Dataset items:

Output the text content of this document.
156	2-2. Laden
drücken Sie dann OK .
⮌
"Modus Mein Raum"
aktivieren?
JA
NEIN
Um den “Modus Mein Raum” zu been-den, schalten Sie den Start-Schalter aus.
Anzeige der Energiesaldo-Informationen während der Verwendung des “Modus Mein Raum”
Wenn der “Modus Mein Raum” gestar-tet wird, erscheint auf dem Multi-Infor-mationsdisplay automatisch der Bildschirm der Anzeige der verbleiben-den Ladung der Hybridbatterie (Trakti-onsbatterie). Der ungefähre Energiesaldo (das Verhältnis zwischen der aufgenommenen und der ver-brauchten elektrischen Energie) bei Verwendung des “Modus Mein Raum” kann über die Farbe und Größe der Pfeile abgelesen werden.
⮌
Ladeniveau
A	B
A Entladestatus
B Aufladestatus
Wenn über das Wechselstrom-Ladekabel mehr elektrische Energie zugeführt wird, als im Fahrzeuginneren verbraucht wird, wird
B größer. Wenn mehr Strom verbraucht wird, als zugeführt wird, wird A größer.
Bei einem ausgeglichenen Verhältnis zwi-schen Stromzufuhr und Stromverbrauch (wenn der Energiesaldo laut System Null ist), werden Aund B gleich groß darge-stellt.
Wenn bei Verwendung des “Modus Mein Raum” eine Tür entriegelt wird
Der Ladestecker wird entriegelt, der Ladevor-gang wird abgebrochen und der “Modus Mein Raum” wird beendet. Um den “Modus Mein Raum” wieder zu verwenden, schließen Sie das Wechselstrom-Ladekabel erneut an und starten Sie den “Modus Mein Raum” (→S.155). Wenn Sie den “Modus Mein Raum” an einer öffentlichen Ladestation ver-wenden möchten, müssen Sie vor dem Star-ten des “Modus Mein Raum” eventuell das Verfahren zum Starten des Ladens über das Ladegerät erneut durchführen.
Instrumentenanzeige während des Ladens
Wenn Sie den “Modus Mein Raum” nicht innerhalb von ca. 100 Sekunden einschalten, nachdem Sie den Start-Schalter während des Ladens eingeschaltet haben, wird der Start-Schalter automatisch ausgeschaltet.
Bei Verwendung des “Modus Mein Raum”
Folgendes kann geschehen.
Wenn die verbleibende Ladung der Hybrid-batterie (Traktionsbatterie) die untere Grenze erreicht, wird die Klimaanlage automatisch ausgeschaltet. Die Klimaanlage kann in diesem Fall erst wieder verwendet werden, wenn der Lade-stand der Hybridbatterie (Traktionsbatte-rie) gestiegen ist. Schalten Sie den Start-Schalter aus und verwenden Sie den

WHAT YOU HAVE TO DO:
Each entry above needs to be duplicated exactly.

EXERCISE RESPONSE:
Output the text content of this document.
156	2-2. Laden
drücken Sie dann OK .
⮌
"Modus Mein Raum"
aktivieren?
JA
NEIN
Um den “Modus Mein Raum” zu been-den, schalten Sie den Start-Schalter aus.
Anzeige der Energiesaldo-Informationen während der Verwendung des “Modus Mein Raum”
Wenn der “Modus Mein Raum” gestar-tet wird, erscheint auf dem Multi-Infor-mationsdisplay automatisch der Bildschirm der Anzeige der verbleiben-den Ladung der Hybridbatterie (Trakti-onsbatterie). Der ungefähre Energiesaldo (das Verhältnis zwischen der aufgenommenen und der ver-brauchten elektrischen Energie) bei Verwendung des “Modus Mein Raum” kann über die Farbe und Größe der Pfeile abgelesen werden.
⮌
Ladeniveau
A	B
A Entladestatus
B Aufladestatus
Wenn über das Wechselstrom-Ladekabel mehr elektrische Energie zugeführt wird, als im Fahrzeuginneren verbraucht wird, wird
B größer. Wenn mehr Strom verbraucht wird, als zugeführt wird, wird A größer.
Bei einem ausgeglichenen Verhältnis zwi-schen Stromzufuhr und Stromverbrauch (wenn der Energiesaldo laut System Null ist), werden Aund B gleich groß darge-stellt.
Wenn bei Verwendung des “Modus Mein Raum” eine Tür entriegelt wird
Der Ladestecker wird entriegelt, der Ladevor-gang wird abgebrochen und der “Modus Mein Raum” wird beendet. Um den “Modus Mein Raum” wieder zu verwenden, schließen Sie das Wechselstrom-Ladekabel erneut an und starten Sie den “Modus Mein Raum” (→S.155). Wenn Sie den “Modus Mein Raum” an einer öffentlichen Ladestation ver-wenden möchten, müssen Sie vor dem Star-ten des “Modus Mein Raum” eventuell das Verfahren zum Starten des Ladens über das Ladegerät erneut durchführen.
Instrumentenanzeige während des Ladens
Wenn Sie den “Modus Mein Raum” nicht innerhalb von ca. 100 Sekunden einschalten, nachdem Sie den Start-Schalter während des Ladens eingeschaltet haben, wird der Start-Schalter automatisch ausgeschaltet.
Bei Verwendung des “Modus Mein Raum”
Folgendes kann geschehen.
Wenn die verbleibende Ladung der Hybrid-batterie (Traktionsbatterie) die untere Grenze erreicht, wird die Klimaanlage automatisch ausgeschaltet. Die Klimaanlage kann in diesem Fall erst wieder verwendet werden, wenn der Lade-stand der Hybridbatterie (Traktionsbatte-rie) gestiegen ist. Schalten Sie den Start-Schalter aus und verwenden Sie den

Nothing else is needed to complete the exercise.